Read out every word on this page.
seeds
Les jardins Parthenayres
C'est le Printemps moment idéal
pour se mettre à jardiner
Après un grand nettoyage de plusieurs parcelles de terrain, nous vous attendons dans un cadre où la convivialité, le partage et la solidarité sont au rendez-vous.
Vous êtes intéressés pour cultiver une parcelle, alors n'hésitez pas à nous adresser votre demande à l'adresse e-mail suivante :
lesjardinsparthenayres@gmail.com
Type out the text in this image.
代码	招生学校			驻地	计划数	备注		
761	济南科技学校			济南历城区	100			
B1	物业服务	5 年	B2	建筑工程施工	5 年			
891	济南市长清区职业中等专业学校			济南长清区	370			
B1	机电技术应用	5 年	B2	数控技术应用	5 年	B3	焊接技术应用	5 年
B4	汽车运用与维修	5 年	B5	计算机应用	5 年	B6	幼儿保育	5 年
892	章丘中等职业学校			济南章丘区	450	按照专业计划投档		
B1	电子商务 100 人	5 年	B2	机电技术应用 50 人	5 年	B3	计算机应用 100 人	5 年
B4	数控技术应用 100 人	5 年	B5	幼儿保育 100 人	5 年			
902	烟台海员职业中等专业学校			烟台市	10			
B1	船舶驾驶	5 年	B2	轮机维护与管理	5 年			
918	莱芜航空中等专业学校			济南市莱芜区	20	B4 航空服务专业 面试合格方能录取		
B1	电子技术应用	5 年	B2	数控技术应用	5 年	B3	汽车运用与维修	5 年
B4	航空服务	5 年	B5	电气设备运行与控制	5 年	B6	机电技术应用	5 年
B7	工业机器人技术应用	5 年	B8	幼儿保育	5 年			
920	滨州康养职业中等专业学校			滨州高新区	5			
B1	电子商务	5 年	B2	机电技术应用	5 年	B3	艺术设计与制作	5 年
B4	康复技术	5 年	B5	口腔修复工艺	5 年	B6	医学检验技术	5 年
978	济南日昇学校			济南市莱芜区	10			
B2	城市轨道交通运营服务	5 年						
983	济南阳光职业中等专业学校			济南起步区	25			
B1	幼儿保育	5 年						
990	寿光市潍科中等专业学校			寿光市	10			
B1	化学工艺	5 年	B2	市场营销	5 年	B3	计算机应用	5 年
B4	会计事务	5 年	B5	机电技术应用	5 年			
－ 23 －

┄┄┄┄┄┄┄┄┄┄┄┄┄┄┄┄┄┄┄┄

▶ [TASK DIRECTIONS] Repeat the material in full, exactly as it stands.

▶ [REPLY TO THE TASK]
Read out every word on this page.
seeds
Les jardins Parthenayres
C'est le Printemps moment idéal
pour se mettre à jardiner
Après un grand nettoyage de plusieurs parcelles de terrain, nous vous attendons dans un cadre où la convivialité, le partage et la solidarité sont au rendez-vous.
Vous êtes intéressés pour cultiver une parcelle, alors n'hésitez pas à nous adresser votre demande à l'adresse e-mail suivante :
lesjardinsparthenayres@gmail.com
Type out the text in this image.
代码	招生学校			驻地	计划数	备注		
761	济南科技学校			济南历城区	100			
B1	物业服务	5 年	B2	建筑工程施工	5 年			
891	济南市长清区职业中等专业学校			济南长清区	370			
B1	机电技术应用	5 年	B2	数控技术应用	5 年	B3	焊接技术应用	5 年
B4	汽车运用与维修	5 年	B5	计算机应用	5 年	B6	幼儿保育	5 年
892	章丘中等职业学校			济南章丘区	450	按照专业计划投档		
B1	电子商务 100 人	5 年	B2	机电技术应用 50 人	5 年	B3	计算机应用 100 人	5 年
B4	数控技术应用 100 人	5 年	B5	幼儿保育 100 人	5 年			
902	烟台海员职业中等专业学校			烟台市	10			
B1	船舶驾驶	5 年	B2	轮机维护与管理	5 年			
918	莱芜航空中等专业学校			济南市莱芜区	20	B4 航空服务专业 面试合格方能录取		
B1	电子技术应用	5 年	B2	数控技术应用	5 年	B3	汽车运用与维修	5 年
B4	航空服务	5 年	B5	电气设备运行与控制	5 年	B6	机电技术应用	5 年
B7	工业机器人技术应用	5 年	B8	幼儿保育	5 年			
920	滨州康养职业中等专业学校			滨州高新区	5			
B1	电子商务	5 年	B2	机电技术应用	5 年	B3	艺术设计与制作	5 年
B4	康复技术	5 年	B5	口腔修复工艺	5 年	B6	医学检验技术	5 年
978	济南日昇学校			济南市莱芜区	10			
B2	城市轨道交通运营服务	5 年						
983	济南阳光职业中等专业学校			济南起步区	25			
B1	幼儿保育	5 年						
990	寿光市潍科中等专业学校			寿光市	10			
B1	化学工艺	5 年	B2	市场营销	5 年	B3	计算机应用	5 年
B4	会计事务	5 年	B5	机电技术应用	5 年			
－ 23 －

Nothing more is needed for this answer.